TASK DESCRIPTION =>
In the records below, repeat every line from the line containing "node-time_from[interactable]: ns3::Time::From <box>1157" down through the line containing "1418 1870 1460</box>", with both of those lines included.

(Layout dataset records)
—————

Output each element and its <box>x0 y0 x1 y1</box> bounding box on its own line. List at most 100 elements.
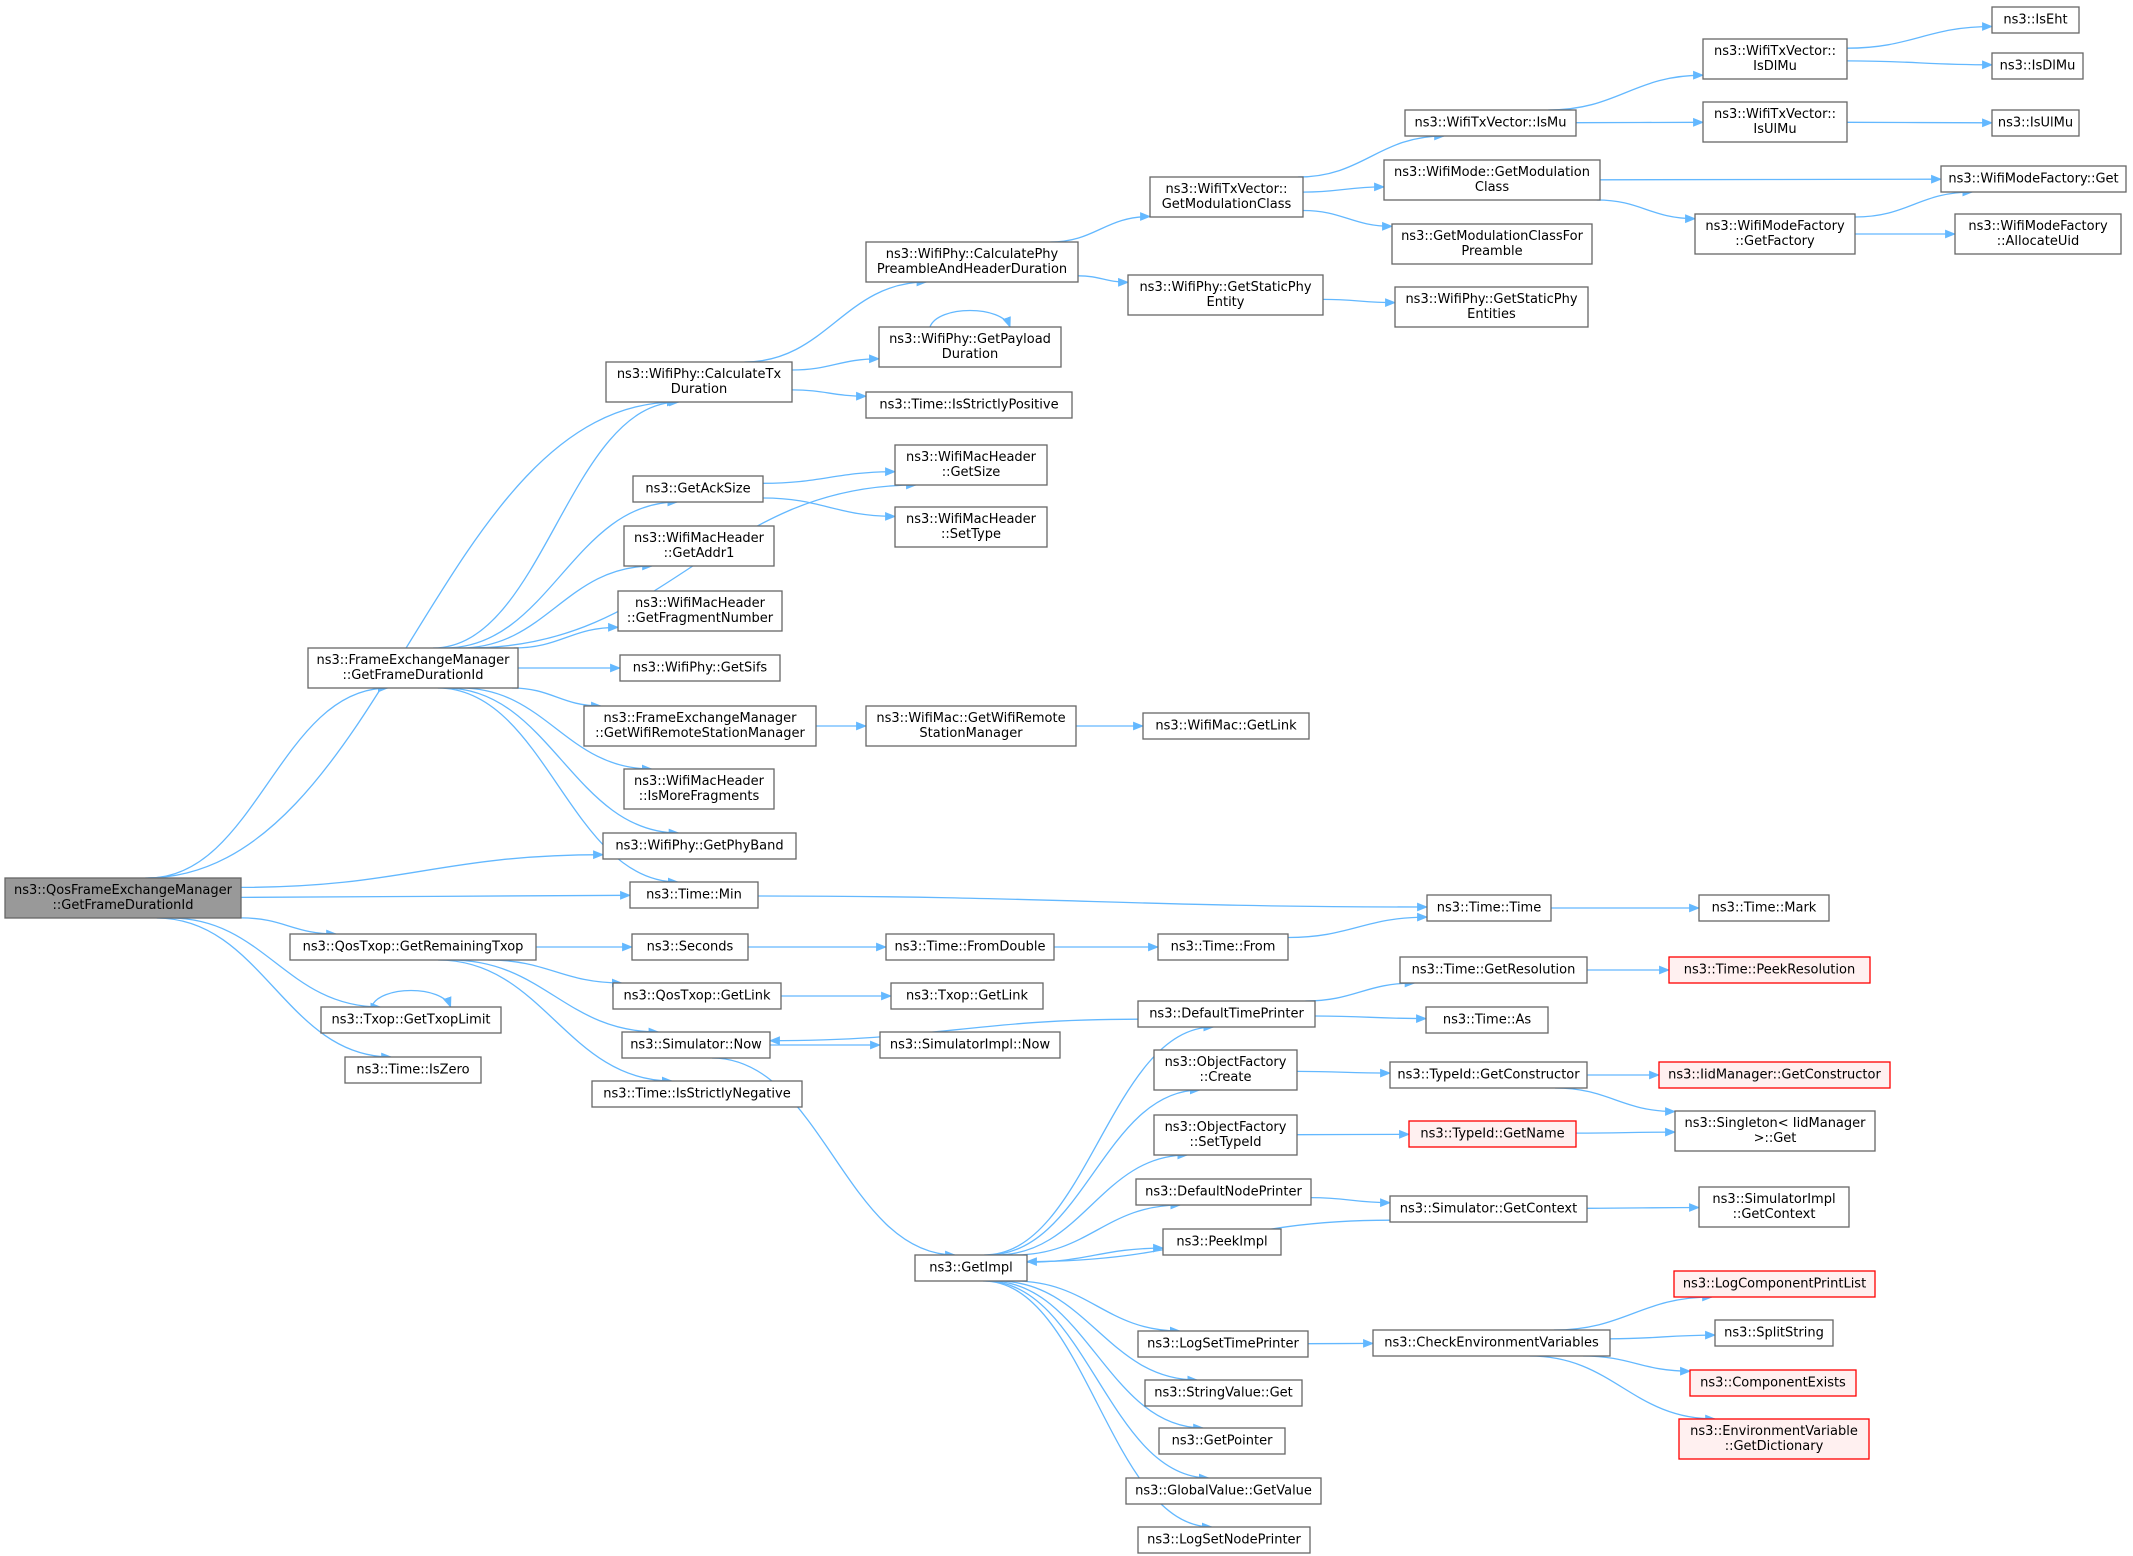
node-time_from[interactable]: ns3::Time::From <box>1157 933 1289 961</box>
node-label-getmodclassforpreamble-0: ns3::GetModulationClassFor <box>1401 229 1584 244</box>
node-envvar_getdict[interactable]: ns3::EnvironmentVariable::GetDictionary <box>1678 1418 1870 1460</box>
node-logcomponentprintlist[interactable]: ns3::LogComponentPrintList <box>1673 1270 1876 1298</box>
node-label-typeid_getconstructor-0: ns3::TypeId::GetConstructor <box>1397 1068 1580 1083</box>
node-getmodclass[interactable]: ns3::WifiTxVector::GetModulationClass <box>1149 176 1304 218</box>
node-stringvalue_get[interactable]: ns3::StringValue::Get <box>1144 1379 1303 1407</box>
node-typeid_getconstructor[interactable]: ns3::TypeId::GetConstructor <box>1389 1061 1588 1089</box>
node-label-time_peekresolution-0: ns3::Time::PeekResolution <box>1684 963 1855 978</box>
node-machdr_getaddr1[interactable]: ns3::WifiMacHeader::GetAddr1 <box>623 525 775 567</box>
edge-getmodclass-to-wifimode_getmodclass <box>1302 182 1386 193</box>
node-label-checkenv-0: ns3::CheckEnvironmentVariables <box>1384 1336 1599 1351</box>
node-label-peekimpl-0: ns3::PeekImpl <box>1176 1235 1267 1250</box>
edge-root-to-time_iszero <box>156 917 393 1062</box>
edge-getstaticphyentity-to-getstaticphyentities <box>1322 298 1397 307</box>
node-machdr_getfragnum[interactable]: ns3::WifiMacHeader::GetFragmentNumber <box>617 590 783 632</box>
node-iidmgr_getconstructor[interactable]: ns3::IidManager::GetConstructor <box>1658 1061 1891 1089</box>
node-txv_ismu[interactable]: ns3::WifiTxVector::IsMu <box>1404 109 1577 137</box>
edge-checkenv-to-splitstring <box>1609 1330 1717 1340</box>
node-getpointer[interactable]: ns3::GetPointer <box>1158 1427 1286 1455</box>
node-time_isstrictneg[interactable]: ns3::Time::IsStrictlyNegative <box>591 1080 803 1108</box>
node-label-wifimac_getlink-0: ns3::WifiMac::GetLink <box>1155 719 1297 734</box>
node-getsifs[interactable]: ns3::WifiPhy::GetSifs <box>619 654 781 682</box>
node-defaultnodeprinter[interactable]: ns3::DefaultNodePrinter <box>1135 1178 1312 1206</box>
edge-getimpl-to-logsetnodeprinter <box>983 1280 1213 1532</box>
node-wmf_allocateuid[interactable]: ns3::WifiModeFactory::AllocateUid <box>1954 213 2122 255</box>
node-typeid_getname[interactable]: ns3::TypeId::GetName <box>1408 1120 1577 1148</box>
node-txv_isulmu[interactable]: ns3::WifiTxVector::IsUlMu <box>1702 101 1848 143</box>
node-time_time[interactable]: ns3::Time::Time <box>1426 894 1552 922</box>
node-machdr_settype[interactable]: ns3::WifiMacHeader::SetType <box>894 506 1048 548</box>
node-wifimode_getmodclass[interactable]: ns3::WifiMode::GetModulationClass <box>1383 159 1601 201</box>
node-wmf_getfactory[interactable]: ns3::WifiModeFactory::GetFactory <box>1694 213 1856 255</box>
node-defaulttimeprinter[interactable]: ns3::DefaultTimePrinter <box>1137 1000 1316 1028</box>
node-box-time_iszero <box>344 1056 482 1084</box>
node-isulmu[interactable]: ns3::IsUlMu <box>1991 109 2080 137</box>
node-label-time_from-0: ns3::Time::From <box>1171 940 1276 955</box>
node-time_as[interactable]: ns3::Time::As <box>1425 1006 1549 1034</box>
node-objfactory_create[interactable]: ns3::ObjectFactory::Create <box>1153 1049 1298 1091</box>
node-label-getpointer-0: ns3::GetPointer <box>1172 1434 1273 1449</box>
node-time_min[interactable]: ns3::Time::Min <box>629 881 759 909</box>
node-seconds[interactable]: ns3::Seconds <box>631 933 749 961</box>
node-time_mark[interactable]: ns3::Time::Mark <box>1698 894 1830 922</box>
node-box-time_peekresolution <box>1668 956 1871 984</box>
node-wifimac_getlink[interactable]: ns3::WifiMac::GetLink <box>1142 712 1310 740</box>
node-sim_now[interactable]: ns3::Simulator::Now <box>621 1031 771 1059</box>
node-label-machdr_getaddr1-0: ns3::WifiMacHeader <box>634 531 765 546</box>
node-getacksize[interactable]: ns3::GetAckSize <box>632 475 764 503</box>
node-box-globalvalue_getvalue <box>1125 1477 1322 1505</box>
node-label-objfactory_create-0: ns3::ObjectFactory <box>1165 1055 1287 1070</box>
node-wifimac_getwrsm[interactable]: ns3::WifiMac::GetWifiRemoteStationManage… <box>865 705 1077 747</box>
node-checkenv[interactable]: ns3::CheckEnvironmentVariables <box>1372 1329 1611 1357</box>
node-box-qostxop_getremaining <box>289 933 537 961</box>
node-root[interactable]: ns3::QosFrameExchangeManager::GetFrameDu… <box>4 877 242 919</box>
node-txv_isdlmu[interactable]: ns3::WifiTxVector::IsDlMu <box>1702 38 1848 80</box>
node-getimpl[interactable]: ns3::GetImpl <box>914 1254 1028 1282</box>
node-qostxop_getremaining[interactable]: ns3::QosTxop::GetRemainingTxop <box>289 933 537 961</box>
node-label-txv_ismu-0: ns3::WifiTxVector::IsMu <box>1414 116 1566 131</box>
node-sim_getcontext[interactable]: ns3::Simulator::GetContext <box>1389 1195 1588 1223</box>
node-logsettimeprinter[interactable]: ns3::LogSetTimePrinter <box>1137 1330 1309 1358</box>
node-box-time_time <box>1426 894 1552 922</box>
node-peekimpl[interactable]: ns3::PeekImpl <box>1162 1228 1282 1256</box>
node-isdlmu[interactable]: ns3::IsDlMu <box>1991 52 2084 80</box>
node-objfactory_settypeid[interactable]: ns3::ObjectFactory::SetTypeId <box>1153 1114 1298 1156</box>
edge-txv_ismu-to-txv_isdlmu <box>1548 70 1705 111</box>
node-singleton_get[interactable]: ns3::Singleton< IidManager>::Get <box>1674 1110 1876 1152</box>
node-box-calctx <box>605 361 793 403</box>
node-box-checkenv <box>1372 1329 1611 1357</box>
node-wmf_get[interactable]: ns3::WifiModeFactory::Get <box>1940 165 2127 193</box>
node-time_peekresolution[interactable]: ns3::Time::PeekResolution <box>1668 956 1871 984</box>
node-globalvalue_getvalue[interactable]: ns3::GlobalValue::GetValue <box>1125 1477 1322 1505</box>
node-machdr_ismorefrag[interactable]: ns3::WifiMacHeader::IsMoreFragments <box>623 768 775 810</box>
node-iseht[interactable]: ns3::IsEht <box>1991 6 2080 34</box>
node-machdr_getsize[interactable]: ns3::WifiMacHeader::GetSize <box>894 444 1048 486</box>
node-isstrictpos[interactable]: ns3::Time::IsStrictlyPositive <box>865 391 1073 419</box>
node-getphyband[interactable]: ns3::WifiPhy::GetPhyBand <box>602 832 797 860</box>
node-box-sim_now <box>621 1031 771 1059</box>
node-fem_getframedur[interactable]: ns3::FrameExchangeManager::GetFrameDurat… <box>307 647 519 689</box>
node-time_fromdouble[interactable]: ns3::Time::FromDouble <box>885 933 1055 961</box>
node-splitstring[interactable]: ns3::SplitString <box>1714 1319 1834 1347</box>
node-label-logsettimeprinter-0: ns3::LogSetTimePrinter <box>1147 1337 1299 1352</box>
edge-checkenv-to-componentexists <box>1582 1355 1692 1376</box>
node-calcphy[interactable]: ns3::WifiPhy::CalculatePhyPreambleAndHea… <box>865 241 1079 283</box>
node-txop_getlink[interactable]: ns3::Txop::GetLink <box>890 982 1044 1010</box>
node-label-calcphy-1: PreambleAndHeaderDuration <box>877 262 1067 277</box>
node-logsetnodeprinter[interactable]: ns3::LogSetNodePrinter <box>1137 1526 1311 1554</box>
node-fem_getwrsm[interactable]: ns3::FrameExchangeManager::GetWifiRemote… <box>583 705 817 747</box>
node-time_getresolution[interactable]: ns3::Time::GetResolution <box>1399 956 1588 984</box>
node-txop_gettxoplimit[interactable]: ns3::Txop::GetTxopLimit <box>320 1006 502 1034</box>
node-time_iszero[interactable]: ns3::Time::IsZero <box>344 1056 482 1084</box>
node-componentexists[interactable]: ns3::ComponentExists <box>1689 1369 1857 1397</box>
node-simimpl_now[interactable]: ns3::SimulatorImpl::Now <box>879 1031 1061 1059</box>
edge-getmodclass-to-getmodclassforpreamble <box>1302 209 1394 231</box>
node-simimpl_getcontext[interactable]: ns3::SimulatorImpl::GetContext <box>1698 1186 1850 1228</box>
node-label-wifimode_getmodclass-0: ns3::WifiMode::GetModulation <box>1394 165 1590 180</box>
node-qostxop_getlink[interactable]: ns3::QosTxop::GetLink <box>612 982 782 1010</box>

—————

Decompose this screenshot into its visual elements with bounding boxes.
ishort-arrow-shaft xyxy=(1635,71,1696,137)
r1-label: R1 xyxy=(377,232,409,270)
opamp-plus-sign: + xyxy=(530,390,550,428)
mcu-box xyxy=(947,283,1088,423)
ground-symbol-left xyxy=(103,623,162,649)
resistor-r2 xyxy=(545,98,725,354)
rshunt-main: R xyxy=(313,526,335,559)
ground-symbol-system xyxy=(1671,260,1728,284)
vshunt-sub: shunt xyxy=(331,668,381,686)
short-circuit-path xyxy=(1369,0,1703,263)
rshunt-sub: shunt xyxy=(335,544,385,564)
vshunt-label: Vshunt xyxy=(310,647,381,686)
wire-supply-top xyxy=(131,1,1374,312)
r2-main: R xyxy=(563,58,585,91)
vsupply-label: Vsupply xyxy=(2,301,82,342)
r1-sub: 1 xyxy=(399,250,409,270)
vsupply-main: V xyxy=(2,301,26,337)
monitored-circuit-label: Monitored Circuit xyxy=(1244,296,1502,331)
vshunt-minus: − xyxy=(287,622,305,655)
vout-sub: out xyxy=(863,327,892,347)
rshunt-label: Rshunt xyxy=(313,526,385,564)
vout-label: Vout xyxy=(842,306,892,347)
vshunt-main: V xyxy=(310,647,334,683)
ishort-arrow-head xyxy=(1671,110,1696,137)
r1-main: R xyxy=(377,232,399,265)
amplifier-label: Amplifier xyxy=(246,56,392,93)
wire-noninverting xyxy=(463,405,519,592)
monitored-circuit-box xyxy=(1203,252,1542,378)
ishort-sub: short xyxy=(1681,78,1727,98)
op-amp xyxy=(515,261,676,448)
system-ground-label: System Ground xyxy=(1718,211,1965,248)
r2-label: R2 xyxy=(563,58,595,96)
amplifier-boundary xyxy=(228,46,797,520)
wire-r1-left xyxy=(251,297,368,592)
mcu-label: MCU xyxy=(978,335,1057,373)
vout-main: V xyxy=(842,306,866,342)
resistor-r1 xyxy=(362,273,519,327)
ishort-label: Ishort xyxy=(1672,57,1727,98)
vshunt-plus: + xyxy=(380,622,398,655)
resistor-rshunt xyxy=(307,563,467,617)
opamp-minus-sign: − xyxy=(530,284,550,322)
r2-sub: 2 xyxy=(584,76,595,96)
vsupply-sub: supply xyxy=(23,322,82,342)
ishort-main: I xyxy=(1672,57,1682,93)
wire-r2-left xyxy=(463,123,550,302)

—————

FULL SOLUTION =>
node-time_from[interactable]: ns3::Time::From <box>1157 933 1289 961</box>
node-label-getmodclassforpreamble-0: ns3::GetModulationClassFor <box>1401 229 1584 244</box>
node-envvar_getdict[interactable]: ns3::EnvironmentVariable::GetDictionary <box>1678 1418 1870 1460</box>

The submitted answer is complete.